Dataset entries:
++++++++++
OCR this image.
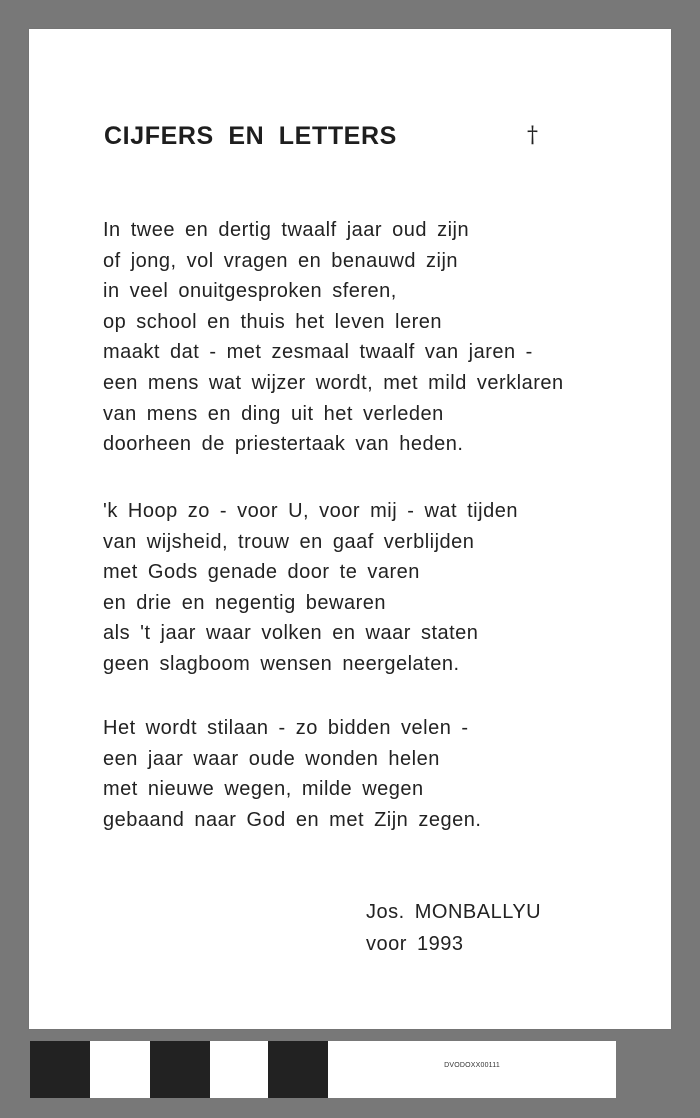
CIJFERS EN LETTERS	†
In twee en dertig twaalf jaar oud zijn
of jong, vol vragen en benauwd zijn
in veel onuitgesproken sferen,
op school en thuis het leven leren
maakt dat - met zesmaal twaalf van jaren -
een mens wat wijzer wordt, met mild verklaren
van mens en ding uit het verleden
doorheen de priestertaak van heden.
'k Hoop zo - voor U, voor mij - wat tijden
van wijsheid, trouw en gaaf verblijden
met Gods genade door te varen
en drie en negentig bewaren
als 't jaar waar volken en waar staten
geen slagboom wensen neergelaten.
Het wordt stilaan - zo bidden velen -
een jaar waar oude wonden helen
met nieuwe wegen, milde wegen
gebaand naar God en met Zijn zegen.
Jos. MONBALLYU
voor 1993
DVODOXX00111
++++++++++
Set the entries down again exactly. Do not include the images.

Right answer
OCR this image.
CIJFERS EN LETTERS	†
In twee en dertig twaalf jaar oud zijn
of jong, vol vragen en benauwd zijn
in veel onuitgesproken sferen,
op school en thuis het leven leren
maakt dat - met zesmaal twaalf van jaren -
een mens wat wijzer wordt, met mild verklaren
van mens en ding uit het verleden
doorheen de priestertaak van heden.
'k Hoop zo - voor U, voor mij - wat tijden
van wijsheid, trouw en gaaf verblijden
met Gods genade door te varen
en drie en negentig bewaren
als 't jaar waar volken en waar staten
geen slagboom wensen neergelaten.
Het wordt stilaan - zo bidden velen -
een jaar waar oude wonden helen
met nieuwe wegen, milde wegen
gebaand naar God en met Zijn zegen.
Jos. MONBALLYU
voor 1993
DVODOXX00111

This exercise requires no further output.